- **EXERCISE**:
Only the lines from the one that contains "What's the underlying" through the last line of the records should appear, each printed exactly as it is.

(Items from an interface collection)
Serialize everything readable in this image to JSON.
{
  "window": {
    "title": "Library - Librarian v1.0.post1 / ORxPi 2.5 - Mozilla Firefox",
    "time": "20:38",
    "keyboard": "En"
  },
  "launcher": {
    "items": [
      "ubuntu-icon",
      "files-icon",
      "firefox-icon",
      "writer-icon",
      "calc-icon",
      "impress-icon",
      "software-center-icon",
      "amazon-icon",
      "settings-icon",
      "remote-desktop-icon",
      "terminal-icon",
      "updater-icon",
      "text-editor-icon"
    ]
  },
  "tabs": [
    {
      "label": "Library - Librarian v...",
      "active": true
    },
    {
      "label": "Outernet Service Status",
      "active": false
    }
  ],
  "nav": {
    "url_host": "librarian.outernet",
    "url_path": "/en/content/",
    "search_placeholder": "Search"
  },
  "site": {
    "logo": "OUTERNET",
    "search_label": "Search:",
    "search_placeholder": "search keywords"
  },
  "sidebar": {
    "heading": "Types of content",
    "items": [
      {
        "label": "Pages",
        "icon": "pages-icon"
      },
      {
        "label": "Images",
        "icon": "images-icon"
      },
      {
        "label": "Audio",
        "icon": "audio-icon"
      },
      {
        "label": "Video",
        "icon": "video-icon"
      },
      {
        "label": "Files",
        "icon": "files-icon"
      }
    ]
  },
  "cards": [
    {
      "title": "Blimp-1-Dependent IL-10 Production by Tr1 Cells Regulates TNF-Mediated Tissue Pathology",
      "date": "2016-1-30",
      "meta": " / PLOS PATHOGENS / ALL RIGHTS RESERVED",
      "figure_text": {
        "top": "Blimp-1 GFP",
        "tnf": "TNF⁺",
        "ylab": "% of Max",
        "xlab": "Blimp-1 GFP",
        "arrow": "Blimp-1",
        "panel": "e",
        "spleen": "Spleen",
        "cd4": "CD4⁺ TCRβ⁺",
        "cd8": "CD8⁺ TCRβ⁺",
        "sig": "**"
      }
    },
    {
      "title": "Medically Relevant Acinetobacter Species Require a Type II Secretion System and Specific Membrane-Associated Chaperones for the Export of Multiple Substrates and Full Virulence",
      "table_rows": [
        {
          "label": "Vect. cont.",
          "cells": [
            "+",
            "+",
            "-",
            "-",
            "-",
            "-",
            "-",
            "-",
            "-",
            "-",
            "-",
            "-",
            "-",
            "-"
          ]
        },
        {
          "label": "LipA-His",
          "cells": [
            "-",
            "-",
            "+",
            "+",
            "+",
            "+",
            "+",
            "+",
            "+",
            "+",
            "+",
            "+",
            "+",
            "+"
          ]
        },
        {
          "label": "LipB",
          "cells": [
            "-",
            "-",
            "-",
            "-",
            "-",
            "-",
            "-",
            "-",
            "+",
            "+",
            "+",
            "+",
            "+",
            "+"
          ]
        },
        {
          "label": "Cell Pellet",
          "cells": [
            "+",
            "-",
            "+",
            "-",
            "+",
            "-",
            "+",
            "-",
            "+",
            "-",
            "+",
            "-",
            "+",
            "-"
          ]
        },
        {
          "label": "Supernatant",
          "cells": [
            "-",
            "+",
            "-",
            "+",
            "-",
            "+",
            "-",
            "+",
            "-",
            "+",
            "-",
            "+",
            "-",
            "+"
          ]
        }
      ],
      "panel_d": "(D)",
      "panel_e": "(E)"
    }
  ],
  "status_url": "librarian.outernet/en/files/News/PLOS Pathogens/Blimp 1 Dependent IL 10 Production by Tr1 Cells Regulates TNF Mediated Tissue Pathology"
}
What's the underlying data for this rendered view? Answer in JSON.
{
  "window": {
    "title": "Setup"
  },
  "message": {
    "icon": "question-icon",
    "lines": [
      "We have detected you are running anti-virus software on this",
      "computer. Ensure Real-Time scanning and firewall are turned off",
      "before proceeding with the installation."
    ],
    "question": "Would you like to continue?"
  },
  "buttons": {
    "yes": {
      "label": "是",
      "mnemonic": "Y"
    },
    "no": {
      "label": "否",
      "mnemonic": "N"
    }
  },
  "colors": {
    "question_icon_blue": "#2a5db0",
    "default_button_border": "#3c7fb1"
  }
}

- **EXERCISE ANSWER**:
What's the underlying data for this rendered view? Answer in JSON.
{
  "window": {
    "title": "Setup"
  },
  "message": {
    "icon": "question-icon",
    "lines": [
      "We have detected you are running anti-virus software on this",
      "computer. Ensure Real-Time scanning and firewall are turned off",
      "before proceeding with the installation."
    ],
    "question": "Would you like to continue?"
  },
  "buttons": {
    "yes": {
      "label": "是",
      "mnemonic": "Y"
    },
    "no": {
      "label": "否",
      "mnemonic": "N"
    }
  },
  "colors": {
    "question_icon_blue": "#2a5db0",
    "default_button_border": "#3c7fb1"
  }
}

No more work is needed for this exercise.